REQUIRED WORK:
Lines containing the word "JSON" are to be located and copied.

PROVIDED DATA:

----

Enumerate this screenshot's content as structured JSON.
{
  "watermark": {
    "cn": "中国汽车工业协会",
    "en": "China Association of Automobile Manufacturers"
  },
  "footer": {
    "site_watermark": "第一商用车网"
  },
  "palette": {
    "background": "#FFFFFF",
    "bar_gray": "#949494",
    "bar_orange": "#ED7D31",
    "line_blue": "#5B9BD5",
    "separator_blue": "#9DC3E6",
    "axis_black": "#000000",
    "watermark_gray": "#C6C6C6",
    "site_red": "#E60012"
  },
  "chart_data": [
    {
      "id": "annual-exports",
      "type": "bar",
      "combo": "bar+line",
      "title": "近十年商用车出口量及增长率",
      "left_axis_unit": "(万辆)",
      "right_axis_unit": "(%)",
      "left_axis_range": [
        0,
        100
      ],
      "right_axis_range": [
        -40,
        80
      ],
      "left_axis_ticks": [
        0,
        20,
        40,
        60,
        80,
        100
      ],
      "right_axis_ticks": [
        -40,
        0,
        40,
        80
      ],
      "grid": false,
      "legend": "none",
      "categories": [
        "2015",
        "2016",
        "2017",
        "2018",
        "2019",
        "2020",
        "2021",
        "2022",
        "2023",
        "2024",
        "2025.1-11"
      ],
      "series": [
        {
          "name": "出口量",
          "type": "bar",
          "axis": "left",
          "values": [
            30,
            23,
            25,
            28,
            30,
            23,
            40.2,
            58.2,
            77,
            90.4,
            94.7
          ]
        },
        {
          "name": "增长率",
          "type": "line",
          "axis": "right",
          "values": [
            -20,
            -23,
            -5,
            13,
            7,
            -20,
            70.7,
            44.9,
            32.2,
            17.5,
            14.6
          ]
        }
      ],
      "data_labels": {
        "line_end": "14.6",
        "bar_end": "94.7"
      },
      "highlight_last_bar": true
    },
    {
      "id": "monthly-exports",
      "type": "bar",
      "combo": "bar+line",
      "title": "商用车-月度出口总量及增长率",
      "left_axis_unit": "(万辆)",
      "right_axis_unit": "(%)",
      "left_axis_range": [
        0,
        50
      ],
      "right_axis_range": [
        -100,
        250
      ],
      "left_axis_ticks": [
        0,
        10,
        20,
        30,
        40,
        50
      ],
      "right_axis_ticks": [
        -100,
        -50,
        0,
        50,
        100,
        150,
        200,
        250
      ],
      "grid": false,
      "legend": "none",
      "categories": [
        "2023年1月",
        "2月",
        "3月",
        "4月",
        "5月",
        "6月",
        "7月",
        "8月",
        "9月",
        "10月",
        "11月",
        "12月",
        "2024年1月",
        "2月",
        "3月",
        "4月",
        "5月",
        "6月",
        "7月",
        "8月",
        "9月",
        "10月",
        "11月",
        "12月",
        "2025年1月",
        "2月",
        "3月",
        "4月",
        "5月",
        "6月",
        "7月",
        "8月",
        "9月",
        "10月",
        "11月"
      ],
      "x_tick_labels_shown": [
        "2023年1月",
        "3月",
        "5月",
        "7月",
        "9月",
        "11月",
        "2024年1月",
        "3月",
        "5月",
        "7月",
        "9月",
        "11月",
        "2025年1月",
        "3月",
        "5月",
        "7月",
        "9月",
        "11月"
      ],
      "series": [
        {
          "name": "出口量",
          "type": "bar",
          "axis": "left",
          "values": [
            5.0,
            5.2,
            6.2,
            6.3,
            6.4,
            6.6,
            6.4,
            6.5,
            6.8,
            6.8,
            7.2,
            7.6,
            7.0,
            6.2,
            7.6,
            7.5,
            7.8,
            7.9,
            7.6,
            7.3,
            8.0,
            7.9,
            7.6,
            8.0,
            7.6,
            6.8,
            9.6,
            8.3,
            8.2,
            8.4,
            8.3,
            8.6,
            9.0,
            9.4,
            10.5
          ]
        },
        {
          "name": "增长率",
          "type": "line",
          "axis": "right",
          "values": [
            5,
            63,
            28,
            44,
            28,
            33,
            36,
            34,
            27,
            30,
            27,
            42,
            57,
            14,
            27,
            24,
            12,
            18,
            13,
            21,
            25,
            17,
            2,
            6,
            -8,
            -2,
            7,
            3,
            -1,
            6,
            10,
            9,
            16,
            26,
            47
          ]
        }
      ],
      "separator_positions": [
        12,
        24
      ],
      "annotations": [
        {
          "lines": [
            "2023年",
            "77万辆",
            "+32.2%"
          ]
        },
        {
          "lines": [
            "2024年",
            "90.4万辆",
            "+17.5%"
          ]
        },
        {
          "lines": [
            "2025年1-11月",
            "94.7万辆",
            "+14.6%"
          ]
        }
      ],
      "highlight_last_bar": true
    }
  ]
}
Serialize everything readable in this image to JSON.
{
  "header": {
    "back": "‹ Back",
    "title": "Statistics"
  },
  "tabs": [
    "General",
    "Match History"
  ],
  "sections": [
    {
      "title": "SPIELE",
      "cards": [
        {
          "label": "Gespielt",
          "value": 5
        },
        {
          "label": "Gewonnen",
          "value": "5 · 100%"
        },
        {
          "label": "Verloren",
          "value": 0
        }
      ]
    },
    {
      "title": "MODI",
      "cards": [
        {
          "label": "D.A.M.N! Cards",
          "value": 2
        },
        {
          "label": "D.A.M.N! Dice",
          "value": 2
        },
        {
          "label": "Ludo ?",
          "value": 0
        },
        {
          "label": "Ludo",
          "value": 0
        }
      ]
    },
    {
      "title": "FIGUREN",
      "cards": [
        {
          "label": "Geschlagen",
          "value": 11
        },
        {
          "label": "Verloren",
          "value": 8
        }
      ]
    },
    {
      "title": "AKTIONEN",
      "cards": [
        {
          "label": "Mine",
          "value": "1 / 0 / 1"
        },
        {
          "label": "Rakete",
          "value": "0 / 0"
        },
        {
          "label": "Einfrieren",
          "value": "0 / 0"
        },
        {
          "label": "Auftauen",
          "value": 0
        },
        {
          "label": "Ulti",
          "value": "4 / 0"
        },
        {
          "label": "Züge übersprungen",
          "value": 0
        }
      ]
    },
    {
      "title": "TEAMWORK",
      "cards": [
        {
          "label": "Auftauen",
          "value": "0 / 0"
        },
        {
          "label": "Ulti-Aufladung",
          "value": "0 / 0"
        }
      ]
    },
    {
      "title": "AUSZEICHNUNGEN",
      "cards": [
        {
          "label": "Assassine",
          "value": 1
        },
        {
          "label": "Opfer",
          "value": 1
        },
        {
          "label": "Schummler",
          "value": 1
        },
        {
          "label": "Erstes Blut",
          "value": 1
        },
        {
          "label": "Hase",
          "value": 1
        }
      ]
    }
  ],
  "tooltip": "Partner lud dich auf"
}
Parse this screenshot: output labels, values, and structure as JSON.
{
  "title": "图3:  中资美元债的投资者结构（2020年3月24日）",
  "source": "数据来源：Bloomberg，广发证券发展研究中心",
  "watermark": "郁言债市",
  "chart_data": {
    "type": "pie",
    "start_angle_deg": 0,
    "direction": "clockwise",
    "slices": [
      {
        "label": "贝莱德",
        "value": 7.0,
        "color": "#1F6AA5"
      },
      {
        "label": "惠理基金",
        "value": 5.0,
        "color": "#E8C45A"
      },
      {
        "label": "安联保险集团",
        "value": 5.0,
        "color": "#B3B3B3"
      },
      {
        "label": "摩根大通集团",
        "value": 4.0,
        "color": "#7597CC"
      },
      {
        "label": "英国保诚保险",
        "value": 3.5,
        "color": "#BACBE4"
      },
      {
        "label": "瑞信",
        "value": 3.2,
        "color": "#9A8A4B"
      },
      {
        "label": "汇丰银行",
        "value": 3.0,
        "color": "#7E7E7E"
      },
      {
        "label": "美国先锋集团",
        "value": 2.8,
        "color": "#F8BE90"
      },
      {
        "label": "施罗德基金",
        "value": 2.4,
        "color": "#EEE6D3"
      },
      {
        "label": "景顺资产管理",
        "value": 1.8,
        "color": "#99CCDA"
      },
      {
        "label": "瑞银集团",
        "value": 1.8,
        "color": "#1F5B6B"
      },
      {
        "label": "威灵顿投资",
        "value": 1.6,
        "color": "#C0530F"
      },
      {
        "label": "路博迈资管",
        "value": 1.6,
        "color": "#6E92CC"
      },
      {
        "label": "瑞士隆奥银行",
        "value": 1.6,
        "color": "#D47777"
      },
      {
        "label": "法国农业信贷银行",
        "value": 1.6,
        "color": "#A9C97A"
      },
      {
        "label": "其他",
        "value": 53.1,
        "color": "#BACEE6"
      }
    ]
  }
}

----

RESPONSE FOR THIS EXERCISE:
Enumerate this screenshot's content as structured JSON.
Serialize everything readable in this image to JSON.
Parse this screenshot: output labels, values, and structure as JSON.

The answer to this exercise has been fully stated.